### PROBLEM DESCRIPTION:
Omit every picture, then give all the entries again exactly.

### DATASET CONTENT:
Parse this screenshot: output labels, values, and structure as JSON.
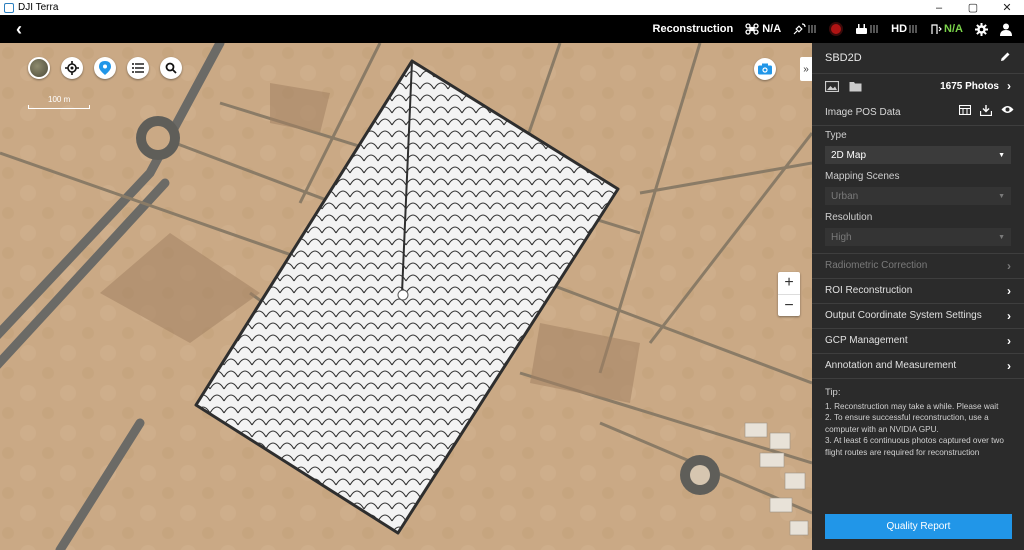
{
  "window": {
    "title": "DJI Terra",
    "controls": [
      "–",
      "▢",
      "✕"
    ]
  },
  "topbar": {
    "back_icon": "‹",
    "mode": "Reconstruction",
    "drone_status": "N/A",
    "hd_label": "HD",
    "battery_status": "N/A",
    "accent_green": "#7ad34a"
  },
  "map": {
    "scale_label": "100 m",
    "zoom_in": "+",
    "zoom_out": "−",
    "collapse_icon": "»",
    "route_color": "#3b3b3b",
    "tools": [
      "satellite-layer-icon",
      "locate-icon",
      "waypoint-pin-icon",
      "list-icon",
      "search-icon"
    ]
  },
  "panel": {
    "project_name": "SBD2D",
    "photo_count": "1675 Photos",
    "image_pos_label": "Image POS Data",
    "type": {
      "label": "Type",
      "value": "2D Map"
    },
    "mapping_scenes": {
      "label": "Mapping Scenes",
      "value": "Urban"
    },
    "resolution": {
      "label": "Resolution",
      "value": "High"
    },
    "menu": [
      {
        "label": "Radiometric Correction",
        "enabled": false
      },
      {
        "label": "ROI Reconstruction",
        "enabled": true
      },
      {
        "label": "Output Coordinate System Settings",
        "enabled": true
      },
      {
        "label": "GCP Management",
        "enabled": true
      },
      {
        "label": "Annotation and Measurement",
        "enabled": true
      }
    ],
    "tip": {
      "title": "Tip:",
      "lines": [
        "1. Reconstruction may take a while. Please wait",
        "2. To ensure successful reconstruction, use a computer with an NVIDIA GPU.",
        "3. At least 6 continuous photos captured over two flight routes are required for reconstruction"
      ]
    },
    "quality_button": "Quality Report",
    "button_color": "#2196e8"
  }
}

### OUTPUT:
Parse this screenshot: output labels, values, and structure as JSON.
{
  "window": {
    "title": "DJI Terra",
    "controls": [
      "–",
      "▢",
      "✕"
    ]
  },
  "topbar": {
    "back_icon": "‹",
    "mode": "Reconstruction",
    "drone_status": "N/A",
    "hd_label": "HD",
    "battery_status": "N/A",
    "accent_green": "#7ad34a"
  },
  "map": {
    "scale_label": "100 m",
    "zoom_in": "+",
    "zoom_out": "−",
    "collapse_icon": "»",
    "route_color": "#3b3b3b",
    "tools": [
      "satellite-layer-icon",
      "locate-icon",
      "waypoint-pin-icon",
      "list-icon",
      "search-icon"
    ]
  },
  "panel": {
    "project_name": "SBD2D",
    "photo_count": "1675 Photos",
    "image_pos_label": "Image POS Data",
    "type": {
      "label": "Type",
      "value": "2D Map"
    },
    "mapping_scenes": {
      "label": "Mapping Scenes",
      "value": "Urban"
    },
    "resolution": {
      "label": "Resolution",
      "value": "High"
    },
    "menu": [
      {
        "label": "Radiometric Correction",
        "enabled": false
      },
      {
        "label": "ROI Reconstruction",
        "enabled": true
      },
      {
        "label": "Output Coordinate System Settings",
        "enabled": true
      },
      {
        "label": "GCP Management",
        "enabled": true
      },
      {
        "label": "Annotation and Measurement",
        "enabled": true
      }
    ],
    "tip": {
      "title": "Tip:",
      "lines": [
        "1. Reconstruction may take a while. Please wait",
        "2. To ensure successful reconstruction, use a computer with an NVIDIA GPU.",
        "3. At least 6 continuous photos captured over two flight routes are required for reconstruction"
      ]
    },
    "quality_button": "Quality Report",
    "button_color": "#2196e8"
  }
}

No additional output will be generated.